Your task is to print the material below exactly as presented.

──────────────────────────────

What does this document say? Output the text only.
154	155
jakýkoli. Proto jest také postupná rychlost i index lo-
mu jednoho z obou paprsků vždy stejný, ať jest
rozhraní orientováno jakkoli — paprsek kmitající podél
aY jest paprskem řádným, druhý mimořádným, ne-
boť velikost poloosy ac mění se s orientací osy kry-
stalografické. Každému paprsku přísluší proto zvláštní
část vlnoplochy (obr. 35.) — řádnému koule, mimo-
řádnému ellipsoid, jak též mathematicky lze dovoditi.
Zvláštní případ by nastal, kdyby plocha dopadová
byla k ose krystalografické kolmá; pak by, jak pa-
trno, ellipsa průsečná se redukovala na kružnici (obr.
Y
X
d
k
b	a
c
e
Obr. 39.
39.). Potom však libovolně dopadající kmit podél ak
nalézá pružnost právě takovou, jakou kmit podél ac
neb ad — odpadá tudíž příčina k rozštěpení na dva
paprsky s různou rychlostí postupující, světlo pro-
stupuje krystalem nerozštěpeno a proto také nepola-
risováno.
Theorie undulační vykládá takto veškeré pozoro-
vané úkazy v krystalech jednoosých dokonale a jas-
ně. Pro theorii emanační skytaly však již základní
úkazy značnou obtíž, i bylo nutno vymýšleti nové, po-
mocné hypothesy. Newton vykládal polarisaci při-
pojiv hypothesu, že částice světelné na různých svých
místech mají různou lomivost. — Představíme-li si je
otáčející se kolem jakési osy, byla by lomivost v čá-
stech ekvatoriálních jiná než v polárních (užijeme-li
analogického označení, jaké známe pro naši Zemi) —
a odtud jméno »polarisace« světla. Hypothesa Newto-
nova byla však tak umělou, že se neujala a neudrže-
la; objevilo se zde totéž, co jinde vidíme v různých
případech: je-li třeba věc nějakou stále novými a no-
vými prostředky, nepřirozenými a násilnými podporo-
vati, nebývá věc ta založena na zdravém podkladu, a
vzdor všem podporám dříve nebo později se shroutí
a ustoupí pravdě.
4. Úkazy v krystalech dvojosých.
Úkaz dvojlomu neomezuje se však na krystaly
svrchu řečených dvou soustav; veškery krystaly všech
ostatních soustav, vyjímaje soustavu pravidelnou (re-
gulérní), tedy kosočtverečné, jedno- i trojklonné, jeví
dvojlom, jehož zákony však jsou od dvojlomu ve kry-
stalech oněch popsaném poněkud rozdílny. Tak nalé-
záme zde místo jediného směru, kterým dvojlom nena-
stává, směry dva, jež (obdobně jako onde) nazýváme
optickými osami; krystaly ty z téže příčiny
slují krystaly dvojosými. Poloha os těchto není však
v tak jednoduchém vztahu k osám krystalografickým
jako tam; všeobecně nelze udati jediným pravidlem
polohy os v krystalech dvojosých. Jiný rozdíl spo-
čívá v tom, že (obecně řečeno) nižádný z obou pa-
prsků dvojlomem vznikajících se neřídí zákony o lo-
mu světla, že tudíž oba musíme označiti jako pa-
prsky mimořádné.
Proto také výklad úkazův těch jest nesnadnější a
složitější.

──────────────────────────────

▶ [The solution]:
What does this document say? Output the text only.
154	155
jakýkoli. Proto jest také postupná rychlost i index lo-
mu jednoho z obou paprsků vždy stejný, ať jest
rozhraní orientováno jakkoli — paprsek kmitající podél
aY jest paprskem řádným, druhý mimořádným, ne-
boť velikost poloosy ac mění se s orientací osy kry-
stalografické. Každému paprsku přísluší proto zvláštní
část vlnoplochy (obr. 35.) — řádnému koule, mimo-
řádnému ellipsoid, jak též mathematicky lze dovoditi.
Zvláštní případ by nastal, kdyby plocha dopadová
byla k ose krystalografické kolmá; pak by, jak pa-
trno, ellipsa průsečná se redukovala na kružnici (obr.
Y
X
d
k
b	a
c
e
Obr. 39.
39.). Potom však libovolně dopadající kmit podél ak
nalézá pružnost právě takovou, jakou kmit podél ac
neb ad — odpadá tudíž příčina k rozštěpení na dva
paprsky s různou rychlostí postupující, světlo pro-
stupuje krystalem nerozštěpeno a proto také nepola-
risováno.
Theorie undulační vykládá takto veškeré pozoro-
vané úkazy v krystalech jednoosých dokonale a jas-
ně. Pro theorii emanační skytaly však již základní
úkazy značnou obtíž, i bylo nutno vymýšleti nové, po-
mocné hypothesy. Newton vykládal polarisaci při-
pojiv hypothesu, že částice světelné na různých svých
místech mají různou lomivost. — Představíme-li si je
otáčející se kolem jakési osy, byla by lomivost v čá-
stech ekvatoriálních jiná než v polárních (užijeme-li
analogického označení, jaké známe pro naši Zemi) —
a odtud jméno »polarisace« světla. Hypothesa Newto-
nova byla však tak umělou, že se neujala a neudrže-
la; objevilo se zde totéž, co jinde vidíme v různých
případech: je-li třeba věc nějakou stále novými a no-
vými prostředky, nepřirozenými a násilnými podporo-
vati, nebývá věc ta založena na zdravém podkladu, a
vzdor všem podporám dříve nebo později se shroutí
a ustoupí pravdě.
4. Úkazy v krystalech dvojosých.
Úkaz dvojlomu neomezuje se však na krystaly
svrchu řečených dvou soustav; veškery krystaly všech
ostatních soustav, vyjímaje soustavu pravidelnou (re-
gulérní), tedy kosočtverečné, jedno- i trojklonné, jeví
dvojlom, jehož zákony však jsou od dvojlomu ve kry-
stalech oněch popsaném poněkud rozdílny. Tak nalé-
záme zde místo jediného směru, kterým dvojlom nena-
stává, směry dva, jež (obdobně jako onde) nazýváme
optickými osami; krystaly ty z téže příčiny
slují krystaly dvojosými. Poloha os těchto není však
v tak jednoduchém vztahu k osám krystalografickým
jako tam; všeobecně nelze udati jediným pravidlem
polohy os v krystalech dvojosých. Jiný rozdíl spo-
čívá v tom, že (obecně řečeno) nižádný z obou pa-
prsků dvojlomem vznikajících se neřídí zákony o lo-
mu světla, že tudíž oba musíme označiti jako pa-
prsky mimořádné.
Proto také výklad úkazův těch jest nesnadnější a
složitější.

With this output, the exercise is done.